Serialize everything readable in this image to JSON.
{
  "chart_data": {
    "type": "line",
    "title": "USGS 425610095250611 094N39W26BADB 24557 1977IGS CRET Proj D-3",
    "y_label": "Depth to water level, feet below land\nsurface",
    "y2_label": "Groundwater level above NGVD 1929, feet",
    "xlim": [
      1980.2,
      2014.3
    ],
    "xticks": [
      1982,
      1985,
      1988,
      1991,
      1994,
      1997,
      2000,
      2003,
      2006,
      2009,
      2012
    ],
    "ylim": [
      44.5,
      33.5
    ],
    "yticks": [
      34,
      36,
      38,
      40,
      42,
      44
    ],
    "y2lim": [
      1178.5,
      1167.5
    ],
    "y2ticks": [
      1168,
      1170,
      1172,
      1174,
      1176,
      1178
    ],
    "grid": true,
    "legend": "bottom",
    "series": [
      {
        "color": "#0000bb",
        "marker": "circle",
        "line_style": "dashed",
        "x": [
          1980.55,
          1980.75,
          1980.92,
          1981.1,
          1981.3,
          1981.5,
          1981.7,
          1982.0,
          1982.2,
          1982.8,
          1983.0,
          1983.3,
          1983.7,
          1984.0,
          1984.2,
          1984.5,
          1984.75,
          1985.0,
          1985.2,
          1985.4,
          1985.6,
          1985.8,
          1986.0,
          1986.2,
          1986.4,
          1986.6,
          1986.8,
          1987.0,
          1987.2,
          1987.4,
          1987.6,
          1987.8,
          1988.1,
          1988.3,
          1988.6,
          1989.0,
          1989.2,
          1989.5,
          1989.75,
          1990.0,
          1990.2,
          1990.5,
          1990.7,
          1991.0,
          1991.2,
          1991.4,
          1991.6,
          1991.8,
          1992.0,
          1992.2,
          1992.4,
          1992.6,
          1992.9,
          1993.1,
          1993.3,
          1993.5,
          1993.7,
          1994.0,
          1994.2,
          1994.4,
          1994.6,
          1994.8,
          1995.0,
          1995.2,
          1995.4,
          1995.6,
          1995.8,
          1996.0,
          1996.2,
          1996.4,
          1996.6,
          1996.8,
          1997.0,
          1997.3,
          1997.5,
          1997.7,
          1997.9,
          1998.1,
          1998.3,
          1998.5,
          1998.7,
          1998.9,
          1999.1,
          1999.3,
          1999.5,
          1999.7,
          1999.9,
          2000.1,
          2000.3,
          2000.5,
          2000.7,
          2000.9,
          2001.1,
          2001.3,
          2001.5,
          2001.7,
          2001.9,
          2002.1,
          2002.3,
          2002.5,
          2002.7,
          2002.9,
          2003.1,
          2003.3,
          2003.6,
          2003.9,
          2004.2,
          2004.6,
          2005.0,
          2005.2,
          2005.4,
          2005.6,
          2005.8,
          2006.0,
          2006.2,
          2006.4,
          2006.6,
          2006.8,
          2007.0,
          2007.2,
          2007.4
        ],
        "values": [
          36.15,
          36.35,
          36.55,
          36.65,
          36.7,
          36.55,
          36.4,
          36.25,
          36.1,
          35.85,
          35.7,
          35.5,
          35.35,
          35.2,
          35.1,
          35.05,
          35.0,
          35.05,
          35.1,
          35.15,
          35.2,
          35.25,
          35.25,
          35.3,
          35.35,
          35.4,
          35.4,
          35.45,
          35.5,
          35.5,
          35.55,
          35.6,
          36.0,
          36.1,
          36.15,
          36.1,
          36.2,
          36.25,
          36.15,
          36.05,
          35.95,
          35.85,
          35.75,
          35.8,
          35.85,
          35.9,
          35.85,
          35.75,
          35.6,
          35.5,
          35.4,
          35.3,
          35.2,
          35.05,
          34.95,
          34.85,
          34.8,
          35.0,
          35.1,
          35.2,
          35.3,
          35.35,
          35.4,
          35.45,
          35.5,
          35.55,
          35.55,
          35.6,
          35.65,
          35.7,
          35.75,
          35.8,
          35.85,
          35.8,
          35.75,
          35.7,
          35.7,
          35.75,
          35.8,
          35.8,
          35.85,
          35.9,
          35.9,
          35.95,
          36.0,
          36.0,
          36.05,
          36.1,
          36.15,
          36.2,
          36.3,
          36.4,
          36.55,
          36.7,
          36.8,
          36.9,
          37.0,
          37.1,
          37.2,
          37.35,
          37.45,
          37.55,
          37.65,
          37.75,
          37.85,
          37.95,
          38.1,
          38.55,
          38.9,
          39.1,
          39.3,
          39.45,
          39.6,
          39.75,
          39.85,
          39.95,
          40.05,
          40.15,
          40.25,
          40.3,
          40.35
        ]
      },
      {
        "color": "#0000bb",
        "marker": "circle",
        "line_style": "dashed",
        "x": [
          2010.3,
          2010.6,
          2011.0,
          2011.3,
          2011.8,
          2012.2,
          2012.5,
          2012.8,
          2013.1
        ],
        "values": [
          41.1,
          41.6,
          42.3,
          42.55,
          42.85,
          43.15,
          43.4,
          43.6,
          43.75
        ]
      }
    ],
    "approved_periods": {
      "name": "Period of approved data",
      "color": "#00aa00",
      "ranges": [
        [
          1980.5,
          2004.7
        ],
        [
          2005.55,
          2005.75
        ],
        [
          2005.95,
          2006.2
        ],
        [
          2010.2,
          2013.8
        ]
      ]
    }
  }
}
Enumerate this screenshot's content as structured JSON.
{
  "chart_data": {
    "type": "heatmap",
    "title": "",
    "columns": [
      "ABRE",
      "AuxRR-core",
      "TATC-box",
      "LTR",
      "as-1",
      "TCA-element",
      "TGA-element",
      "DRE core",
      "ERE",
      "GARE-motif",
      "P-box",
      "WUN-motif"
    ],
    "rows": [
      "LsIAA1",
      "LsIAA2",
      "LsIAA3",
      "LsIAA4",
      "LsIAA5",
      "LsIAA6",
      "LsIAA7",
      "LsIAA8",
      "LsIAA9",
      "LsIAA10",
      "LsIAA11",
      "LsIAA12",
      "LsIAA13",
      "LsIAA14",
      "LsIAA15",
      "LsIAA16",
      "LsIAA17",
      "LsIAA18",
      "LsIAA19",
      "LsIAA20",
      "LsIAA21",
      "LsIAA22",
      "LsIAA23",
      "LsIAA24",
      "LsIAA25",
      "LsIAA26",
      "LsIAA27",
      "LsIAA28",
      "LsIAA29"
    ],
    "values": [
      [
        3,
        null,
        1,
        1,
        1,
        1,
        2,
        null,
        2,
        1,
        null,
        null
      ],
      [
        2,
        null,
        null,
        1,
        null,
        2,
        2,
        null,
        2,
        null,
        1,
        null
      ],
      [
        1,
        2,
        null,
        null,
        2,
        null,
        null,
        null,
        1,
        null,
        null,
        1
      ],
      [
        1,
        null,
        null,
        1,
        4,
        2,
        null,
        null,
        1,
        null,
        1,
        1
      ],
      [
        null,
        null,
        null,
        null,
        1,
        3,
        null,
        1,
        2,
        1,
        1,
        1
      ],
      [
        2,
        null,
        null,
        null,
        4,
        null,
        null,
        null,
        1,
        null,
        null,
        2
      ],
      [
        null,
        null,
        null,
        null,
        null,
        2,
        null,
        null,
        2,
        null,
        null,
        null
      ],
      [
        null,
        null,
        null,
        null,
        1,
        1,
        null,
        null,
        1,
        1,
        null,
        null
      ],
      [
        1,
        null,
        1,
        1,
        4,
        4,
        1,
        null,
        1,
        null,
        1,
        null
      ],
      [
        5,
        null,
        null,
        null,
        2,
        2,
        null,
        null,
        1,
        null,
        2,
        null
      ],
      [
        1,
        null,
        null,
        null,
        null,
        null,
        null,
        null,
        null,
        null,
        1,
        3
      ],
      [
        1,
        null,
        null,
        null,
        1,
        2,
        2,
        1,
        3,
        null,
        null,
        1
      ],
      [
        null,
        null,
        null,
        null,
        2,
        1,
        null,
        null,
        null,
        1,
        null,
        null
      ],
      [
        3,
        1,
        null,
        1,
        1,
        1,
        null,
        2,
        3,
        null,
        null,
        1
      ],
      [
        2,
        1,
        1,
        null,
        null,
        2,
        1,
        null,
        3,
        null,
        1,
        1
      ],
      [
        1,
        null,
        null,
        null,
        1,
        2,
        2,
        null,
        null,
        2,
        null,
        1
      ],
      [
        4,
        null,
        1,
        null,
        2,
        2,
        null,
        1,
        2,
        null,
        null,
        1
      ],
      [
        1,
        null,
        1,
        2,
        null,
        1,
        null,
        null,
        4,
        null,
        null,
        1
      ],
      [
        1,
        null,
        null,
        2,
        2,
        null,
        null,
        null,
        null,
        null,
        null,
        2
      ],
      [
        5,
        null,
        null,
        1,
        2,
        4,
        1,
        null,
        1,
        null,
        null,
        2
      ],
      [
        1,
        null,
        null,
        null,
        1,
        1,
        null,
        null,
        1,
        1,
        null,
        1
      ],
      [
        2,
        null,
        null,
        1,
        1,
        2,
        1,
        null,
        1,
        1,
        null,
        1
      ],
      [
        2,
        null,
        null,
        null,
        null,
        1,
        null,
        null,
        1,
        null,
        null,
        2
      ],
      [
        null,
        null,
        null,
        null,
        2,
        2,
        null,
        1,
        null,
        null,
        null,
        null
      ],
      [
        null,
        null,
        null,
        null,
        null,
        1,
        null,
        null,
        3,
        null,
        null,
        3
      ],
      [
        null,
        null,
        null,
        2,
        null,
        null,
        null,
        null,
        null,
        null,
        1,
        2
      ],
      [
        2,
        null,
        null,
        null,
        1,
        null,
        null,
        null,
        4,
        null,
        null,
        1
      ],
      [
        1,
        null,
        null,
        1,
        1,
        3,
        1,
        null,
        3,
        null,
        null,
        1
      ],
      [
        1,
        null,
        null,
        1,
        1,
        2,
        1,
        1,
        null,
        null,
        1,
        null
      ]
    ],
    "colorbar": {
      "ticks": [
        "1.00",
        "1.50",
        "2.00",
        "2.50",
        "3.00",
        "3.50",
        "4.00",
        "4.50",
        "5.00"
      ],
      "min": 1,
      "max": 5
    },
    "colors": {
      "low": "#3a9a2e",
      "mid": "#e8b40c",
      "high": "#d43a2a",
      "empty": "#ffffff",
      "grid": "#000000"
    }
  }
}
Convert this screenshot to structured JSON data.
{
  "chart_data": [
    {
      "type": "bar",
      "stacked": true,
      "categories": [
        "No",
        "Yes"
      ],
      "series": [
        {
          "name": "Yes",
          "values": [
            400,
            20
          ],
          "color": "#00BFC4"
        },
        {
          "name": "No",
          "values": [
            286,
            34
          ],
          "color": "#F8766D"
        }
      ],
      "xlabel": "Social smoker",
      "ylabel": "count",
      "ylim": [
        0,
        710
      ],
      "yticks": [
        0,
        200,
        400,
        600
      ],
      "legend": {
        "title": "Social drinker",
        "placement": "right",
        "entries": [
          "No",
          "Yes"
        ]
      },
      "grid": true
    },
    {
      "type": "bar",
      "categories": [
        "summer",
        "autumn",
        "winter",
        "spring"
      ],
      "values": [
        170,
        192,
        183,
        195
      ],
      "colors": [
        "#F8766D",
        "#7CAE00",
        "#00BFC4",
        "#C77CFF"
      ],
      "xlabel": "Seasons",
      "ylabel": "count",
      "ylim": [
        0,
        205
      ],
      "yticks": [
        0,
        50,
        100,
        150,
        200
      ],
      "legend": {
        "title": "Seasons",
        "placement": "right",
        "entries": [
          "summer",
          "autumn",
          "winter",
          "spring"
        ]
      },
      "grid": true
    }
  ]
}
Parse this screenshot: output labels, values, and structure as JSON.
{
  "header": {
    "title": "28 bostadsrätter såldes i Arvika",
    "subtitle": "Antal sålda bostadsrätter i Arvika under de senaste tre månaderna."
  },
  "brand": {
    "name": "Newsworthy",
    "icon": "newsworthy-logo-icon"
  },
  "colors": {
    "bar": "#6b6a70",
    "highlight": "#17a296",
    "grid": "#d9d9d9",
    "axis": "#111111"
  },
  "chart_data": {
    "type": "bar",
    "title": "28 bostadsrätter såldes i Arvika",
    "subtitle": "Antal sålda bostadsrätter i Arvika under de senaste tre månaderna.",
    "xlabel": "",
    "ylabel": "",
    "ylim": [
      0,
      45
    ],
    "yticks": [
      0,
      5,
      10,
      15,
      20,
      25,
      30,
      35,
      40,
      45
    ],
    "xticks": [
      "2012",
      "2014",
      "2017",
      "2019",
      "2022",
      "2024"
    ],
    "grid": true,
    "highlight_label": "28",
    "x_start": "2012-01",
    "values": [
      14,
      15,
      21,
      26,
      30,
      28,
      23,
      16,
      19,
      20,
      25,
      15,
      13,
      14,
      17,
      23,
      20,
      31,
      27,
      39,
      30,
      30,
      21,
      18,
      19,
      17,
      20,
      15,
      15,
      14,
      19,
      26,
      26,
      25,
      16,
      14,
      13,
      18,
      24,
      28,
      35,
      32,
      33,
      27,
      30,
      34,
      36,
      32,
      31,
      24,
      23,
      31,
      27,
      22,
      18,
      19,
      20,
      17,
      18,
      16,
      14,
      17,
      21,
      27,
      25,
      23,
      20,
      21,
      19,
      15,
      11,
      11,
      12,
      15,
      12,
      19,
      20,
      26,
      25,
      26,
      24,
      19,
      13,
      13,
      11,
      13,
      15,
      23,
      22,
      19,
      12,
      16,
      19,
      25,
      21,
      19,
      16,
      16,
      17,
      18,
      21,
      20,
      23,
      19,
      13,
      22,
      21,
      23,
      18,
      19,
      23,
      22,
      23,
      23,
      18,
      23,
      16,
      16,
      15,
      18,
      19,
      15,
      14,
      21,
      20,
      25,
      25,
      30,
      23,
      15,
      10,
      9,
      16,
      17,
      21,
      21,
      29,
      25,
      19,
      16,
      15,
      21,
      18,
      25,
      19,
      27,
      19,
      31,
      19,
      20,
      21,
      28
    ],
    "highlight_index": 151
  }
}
◇ ◇ ◇
### OBJECTIVE:
Copy the lines from the entries above in which the word "JSON" appears.

### OUTPUT FOR THIS TASK:
Serialize everything readable in this image to JSON.
Enumerate this screenshot's content as structured JSON.
Convert this screenshot to structured JSON data.
Parse this screenshot: output labels, values, and structure as JSON.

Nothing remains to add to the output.